SHORT PROBLEM:
Print every line of the listing exactly, please.

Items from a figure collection

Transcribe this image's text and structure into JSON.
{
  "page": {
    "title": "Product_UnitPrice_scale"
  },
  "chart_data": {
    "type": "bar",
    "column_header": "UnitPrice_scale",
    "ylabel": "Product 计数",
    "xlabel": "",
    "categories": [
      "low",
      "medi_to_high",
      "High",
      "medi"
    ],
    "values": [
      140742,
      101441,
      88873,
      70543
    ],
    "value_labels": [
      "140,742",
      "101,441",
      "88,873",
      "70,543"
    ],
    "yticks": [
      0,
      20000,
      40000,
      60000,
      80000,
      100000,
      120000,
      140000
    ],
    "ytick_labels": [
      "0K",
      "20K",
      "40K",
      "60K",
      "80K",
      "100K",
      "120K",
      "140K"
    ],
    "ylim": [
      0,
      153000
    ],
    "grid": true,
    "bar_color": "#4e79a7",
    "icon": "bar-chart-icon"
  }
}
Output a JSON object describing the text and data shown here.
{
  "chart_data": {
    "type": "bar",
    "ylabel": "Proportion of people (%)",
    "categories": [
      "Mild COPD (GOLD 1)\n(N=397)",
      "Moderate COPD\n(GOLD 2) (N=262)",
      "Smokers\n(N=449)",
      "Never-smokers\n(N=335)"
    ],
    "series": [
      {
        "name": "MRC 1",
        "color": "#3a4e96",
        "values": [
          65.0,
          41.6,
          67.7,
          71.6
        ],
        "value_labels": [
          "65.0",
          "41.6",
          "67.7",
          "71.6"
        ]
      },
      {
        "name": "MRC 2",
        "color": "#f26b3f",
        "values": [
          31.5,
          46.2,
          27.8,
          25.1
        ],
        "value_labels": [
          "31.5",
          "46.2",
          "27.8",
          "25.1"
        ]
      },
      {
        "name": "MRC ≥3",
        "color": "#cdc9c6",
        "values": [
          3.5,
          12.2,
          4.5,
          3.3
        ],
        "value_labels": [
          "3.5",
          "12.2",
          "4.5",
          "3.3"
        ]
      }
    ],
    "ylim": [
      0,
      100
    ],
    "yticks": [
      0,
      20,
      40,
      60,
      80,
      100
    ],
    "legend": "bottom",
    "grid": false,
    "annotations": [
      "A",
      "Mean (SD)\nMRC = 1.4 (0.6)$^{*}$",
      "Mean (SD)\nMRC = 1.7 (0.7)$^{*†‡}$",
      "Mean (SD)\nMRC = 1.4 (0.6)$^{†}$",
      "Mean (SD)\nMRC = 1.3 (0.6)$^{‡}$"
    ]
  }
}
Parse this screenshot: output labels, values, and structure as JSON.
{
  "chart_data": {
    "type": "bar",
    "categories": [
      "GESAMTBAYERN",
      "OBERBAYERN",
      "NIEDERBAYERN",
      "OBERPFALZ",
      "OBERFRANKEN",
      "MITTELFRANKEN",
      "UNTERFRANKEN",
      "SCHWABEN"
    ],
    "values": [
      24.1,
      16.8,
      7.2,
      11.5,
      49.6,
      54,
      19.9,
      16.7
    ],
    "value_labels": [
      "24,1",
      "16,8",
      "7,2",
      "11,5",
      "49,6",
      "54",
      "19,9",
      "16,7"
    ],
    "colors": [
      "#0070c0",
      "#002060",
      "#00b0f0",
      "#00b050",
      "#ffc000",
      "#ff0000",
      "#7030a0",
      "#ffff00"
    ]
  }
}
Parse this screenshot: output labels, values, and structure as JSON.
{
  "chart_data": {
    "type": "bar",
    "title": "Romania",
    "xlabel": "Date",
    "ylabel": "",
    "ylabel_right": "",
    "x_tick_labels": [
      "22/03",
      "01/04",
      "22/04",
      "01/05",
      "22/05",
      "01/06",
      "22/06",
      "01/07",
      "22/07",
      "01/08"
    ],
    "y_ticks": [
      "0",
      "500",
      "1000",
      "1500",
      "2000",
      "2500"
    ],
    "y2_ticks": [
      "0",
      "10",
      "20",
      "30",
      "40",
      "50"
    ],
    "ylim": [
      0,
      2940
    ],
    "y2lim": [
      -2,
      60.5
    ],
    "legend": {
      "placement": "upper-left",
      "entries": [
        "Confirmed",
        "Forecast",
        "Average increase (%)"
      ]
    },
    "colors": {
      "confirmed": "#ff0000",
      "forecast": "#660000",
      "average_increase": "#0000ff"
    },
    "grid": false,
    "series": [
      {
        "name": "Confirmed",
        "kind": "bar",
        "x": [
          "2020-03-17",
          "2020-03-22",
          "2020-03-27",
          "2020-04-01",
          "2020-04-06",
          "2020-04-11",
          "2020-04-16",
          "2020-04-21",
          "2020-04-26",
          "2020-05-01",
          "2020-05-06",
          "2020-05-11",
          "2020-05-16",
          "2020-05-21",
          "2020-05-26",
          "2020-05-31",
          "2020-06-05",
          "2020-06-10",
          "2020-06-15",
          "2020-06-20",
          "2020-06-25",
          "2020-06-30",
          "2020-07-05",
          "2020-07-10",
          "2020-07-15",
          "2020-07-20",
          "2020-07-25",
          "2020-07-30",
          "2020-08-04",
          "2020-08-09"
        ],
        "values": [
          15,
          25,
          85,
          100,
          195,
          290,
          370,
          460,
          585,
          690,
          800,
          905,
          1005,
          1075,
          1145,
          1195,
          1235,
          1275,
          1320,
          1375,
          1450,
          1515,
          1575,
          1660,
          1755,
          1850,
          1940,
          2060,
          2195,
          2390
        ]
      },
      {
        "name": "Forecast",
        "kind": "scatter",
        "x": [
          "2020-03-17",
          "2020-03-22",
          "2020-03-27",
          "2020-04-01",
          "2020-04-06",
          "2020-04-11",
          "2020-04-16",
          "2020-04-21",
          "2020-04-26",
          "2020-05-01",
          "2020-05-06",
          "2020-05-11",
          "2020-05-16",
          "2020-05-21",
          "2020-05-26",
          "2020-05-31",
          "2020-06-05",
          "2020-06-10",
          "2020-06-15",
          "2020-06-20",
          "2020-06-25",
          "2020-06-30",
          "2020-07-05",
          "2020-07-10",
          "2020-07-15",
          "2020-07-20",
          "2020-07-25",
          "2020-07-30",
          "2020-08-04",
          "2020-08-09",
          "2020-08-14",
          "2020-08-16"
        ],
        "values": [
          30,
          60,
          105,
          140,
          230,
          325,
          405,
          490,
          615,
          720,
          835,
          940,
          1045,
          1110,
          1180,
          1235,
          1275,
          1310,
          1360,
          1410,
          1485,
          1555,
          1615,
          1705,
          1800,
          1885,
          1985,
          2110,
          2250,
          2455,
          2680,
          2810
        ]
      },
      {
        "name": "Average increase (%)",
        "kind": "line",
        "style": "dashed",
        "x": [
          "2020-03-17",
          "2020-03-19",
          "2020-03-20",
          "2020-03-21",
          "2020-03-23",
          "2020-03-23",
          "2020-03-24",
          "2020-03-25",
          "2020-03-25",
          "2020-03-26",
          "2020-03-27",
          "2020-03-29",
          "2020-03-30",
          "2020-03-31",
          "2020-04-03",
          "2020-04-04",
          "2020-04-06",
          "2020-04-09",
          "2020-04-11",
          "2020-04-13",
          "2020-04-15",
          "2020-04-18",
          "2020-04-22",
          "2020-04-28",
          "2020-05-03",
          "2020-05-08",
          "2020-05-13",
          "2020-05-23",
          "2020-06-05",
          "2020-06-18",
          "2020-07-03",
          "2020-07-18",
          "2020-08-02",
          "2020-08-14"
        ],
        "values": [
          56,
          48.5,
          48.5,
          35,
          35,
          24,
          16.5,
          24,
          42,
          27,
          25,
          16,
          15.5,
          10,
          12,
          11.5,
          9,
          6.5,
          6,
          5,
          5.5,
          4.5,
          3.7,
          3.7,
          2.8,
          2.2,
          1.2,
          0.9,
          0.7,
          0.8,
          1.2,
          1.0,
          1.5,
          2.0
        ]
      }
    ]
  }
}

RESPONSE TO THIS EXERCISE:
Transcribe this image's text and structure into JSON.
{
  "page": {
    "title": "Product_UnitPrice_scale"
  },
  "chart_data": {
    "type": "bar",
    "column_header": "UnitPrice_scale",
    "ylabel": "Product 计数",
    "xlabel": "",
    "categories": [
      "low",
      "medi_to_high",
      "High",
      "medi"
    ],
    "values": [
      140742,
      101441,
      88873,
      70543
    ],
    "value_labels": [
      "140,742",
      "101,441",
      "88,873",
      "70,543"
    ],
    "yticks": [
      0,
      20000,
      40000,
      60000,
      80000,
      100000,
      120000,
      140000
    ],
    "ytick_labels": [
      "0K",
      "20K",
      "40K",
      "60K",
      "80K",
      "100K",
      "120K",
      "140K"
    ],
    "ylim": [
      0,
      153000
    ],
    "grid": true,
    "bar_color": "#4e79a7",
    "icon": "bar-chart-icon"
  }
}
Output a JSON object describing the text and data shown here.
{
  "chart_data": {
    "type": "bar",
    "ylabel": "Proportion of people (%)",
    "categories": [
      "Mild COPD (GOLD 1)\n(N=397)",
      "Moderate COPD\n(GOLD 2) (N=262)",
      "Smokers\n(N=449)",
      "Never-smokers\n(N=335)"
    ],
    "series": [
      {
        "name": "MRC 1",
        "color": "#3a4e96",
        "values": [
          65.0,
          41.6,
          67.7,
          71.6
        ],
        "value_labels": [
          "65.0",
          "41.6",
          "67.7",
          "71.6"
        ]
      },
      {
        "name": "MRC 2",
        "color": "#f26b3f",
        "values": [
          31.5,
          46.2,
          27.8,
          25.1
        ],
        "value_labels": [
          "31.5",
          "46.2",
          "27.8",
          "25.1"
        ]
      },
      {
        "name": "MRC ≥3",
        "color": "#cdc9c6",
        "values": [
          3.5,
          12.2,
          4.5,
          3.3
        ],
        "value_labels": [
          "3.5",
          "12.2",
          "4.5",
          "3.3"
        ]
      }
    ],
    "ylim": [
      0,
      100
    ],
    "yticks": [
      0,
      20,
      40,
      60,
      80,
      100
    ],
    "legend": "bottom",
    "grid": false,
    "annotations": [
      "A",
      "Mean (SD)\nMRC = 1.4 (0.6)$^{*}$",
      "Mean (SD)\nMRC = 1.7 (0.7)$^{*†‡}$",
      "Mean (SD)\nMRC = 1.4 (0.6)$^{†}$",
      "Mean (SD)\nMRC = 1.3 (0.6)$^{‡}$"
    ]
  }
}
Parse this screenshot: output labels, values, and structure as JSON.
{
  "chart_data": {
    "type": "bar",
    "categories": [
      "GESAMTBAYERN",
      "OBERBAYERN",
      "NIEDERBAYERN",
      "OBERPFALZ",
      "OBERFRANKEN",
      "MITTELFRANKEN",
      "UNTERFRANKEN",
      "SCHWABEN"
    ],
    "values": [
      24.1,
      16.8,
      7.2,
      11.5,
      49.6,
      54,
      19.9,
      16.7
    ],
    "value_labels": [
      "24,1",
      "16,8",
      "7,2",
      "11,5",
      "49,6",
      "54",
      "19,9",
      "16,7"
    ],
    "colors": [
      "#0070c0",
      "#002060",
      "#00b0f0",
      "#00b050",
      "#ffc000",
      "#ff0000",
      "#7030a0",
      "#ffff00"
    ]
  }
}
Parse this screenshot: output labels, values, and structure as JSON.
{
  "chart_data": {
    "type": "bar",
    "title": "Romania",
    "xlabel": "Date",
    "ylabel": "",
    "ylabel_right": "",
    "x_tick_labels": [
      "22/03",
      "01/04",
      "22/04",
      "01/05",
      "22/05",
      "01/06",
      "22/06",
      "01/07",
      "22/07",
      "01/08"
    ],
    "y_ticks": [
      "0",
      "500",
      "1000",
      "1500",
      "2000",
      "2500"
    ],
    "y2_ticks": [
      "0",
      "10",
      "20",
      "30",
      "40",
      "50"
    ],
    "ylim": [
      0,
      2940
    ],
    "y2lim": [
      -2,
      60.5
    ],
    "legend": {
      "placement": "upper-left",
      "entries": [
        "Confirmed",
        "Forecast",
        "Average increase (%)"
      ]
    },
    "colors": {
      "confirmed": "#ff0000",
      "forecast": "#660000",
      "average_increase": "#0000ff"
    },
    "grid": false,
    "series": [
      {
        "name": "Confirmed",
        "kind": "bar",
        "x": [
          "2020-03-17",
          "2020-03-22",
          "2020-03-27",
          "2020-04-01",
          "2020-04-06",
          "2020-04-11",
          "2020-04-16",
          "2020-04-21",
          "2020-04-26",
          "2020-05-01",
          "2020-05-06",
          "2020-05-11",
          "2020-05-16",
          "2020-05-21",
          "2020-05-26",
          "2020-05-31",
          "2020-06-05",
          "2020-06-10",
          "2020-06-15",
          "2020-06-20",
          "2020-06-25",
          "2020-06-30",
          "2020-07-05",
          "2020-07-10",
          "2020-07-15",
          "2020-07-20",
          "2020-07-25",
          "2020-07-30",
          "2020-08-04",
          "2020-08-09"
        ],
        "values": [
          15,
          25,
          85,
          100,
          195,
          290,
          370,
          460,
          585,
          690,
          800,
          905,
          1005,
          1075,
          1145,
          1195,
          1235,
          1275,
          1320,
          1375,
          1450,
          1515,
          1575,
          1660,
          1755,
          1850,
          1940,
          2060,
          2195,
          2390
        ]
      },
      {
        "name": "Forecast",
        "kind": "scatter",
        "x": [
          "2020-03-17",
          "2020-03-22",
          "2020-03-27",
          "2020-04-01",
          "2020-04-06",
          "2020-04-11",
          "2020-04-16",
          "2020-04-21",
          "2020-04-26",
          "2020-05-01",
          "2020-05-06",
          "2020-05-11",
          "2020-05-16",
          "2020-05-21",
          "2020-05-26",
          "2020-05-31",
          "2020-06-05",
          "2020-06-10",
          "2020-06-15",
          "2020-06-20",
          "2020-06-25",
          "2020-06-30",
          "2020-07-05",
          "2020-07-10",
          "2020-07-15",
          "2020-07-20",
          "2020-07-25",
          "2020-07-30",
          "2020-08-04",
          "2020-08-09",
          "2020-08-14",
          "2020-08-16"
        ],
        "values": [
          30,
          60,
          105,
          140,
          230,
          325,
          405,
          490,
          615,
          720,
          835,
          940,
          1045,
          1110,
          1180,
          1235,
          1275,
          1310,
          1360,
          1410,
          1485,
          1555,
          1615,
          1705,
          1800,
          1885,
          1985,
          2110,
          2250,
          2455,
          2680,
          2810
        ]
      },
      {
        "name": "Average increase (%)",
        "kind": "line",
        "style": "dashed",
        "x": [
          "2020-03-17",
          "2020-03-19",
          "2020-03-20",
          "2020-03-21",
          "2020-03-23",
          "2020-03-23",
          "2020-03-24",
          "2020-03-25",
          "2020-03-25",
          "2020-03-26",
          "2020-03-27",
          "2020-03-29",
          "2020-03-30",
          "2020-03-31",
          "2020-04-03",
          "2020-04-04",
          "2020-04-06",
          "2020-04-09",
          "2020-04-11",
          "2020-04-13",
          "2020-04-15",
          "2020-04-18",
          "2020-04-22",
          "2020-04-28",
          "2020-05-03",
          "2020-05-08",
          "2020-05-13",
          "2020-05-23",
          "2020-06-05",
          "2020-06-18",
          "2020-07-03",
          "2020-07-18",
          "2020-08-02",
          "2020-08-14"
        ],
        "values": [
          56,
          48.5,
          48.5,
          35,
          35,
          24,
          16.5,
          24,
          42,
          27,
          25,
          16,
          15.5,
          10,
          12,
          11.5,
          9,
          6.5,
          6,
          5,
          5.5,
          4.5,
          3.7,
          3.7,
          2.8,
          2.2,
          1.2,
          0.9,
          0.7,
          0.8,
          1.2,
          1.0,
          1.5,
          2.0
        ]
      }
    ]
  }
}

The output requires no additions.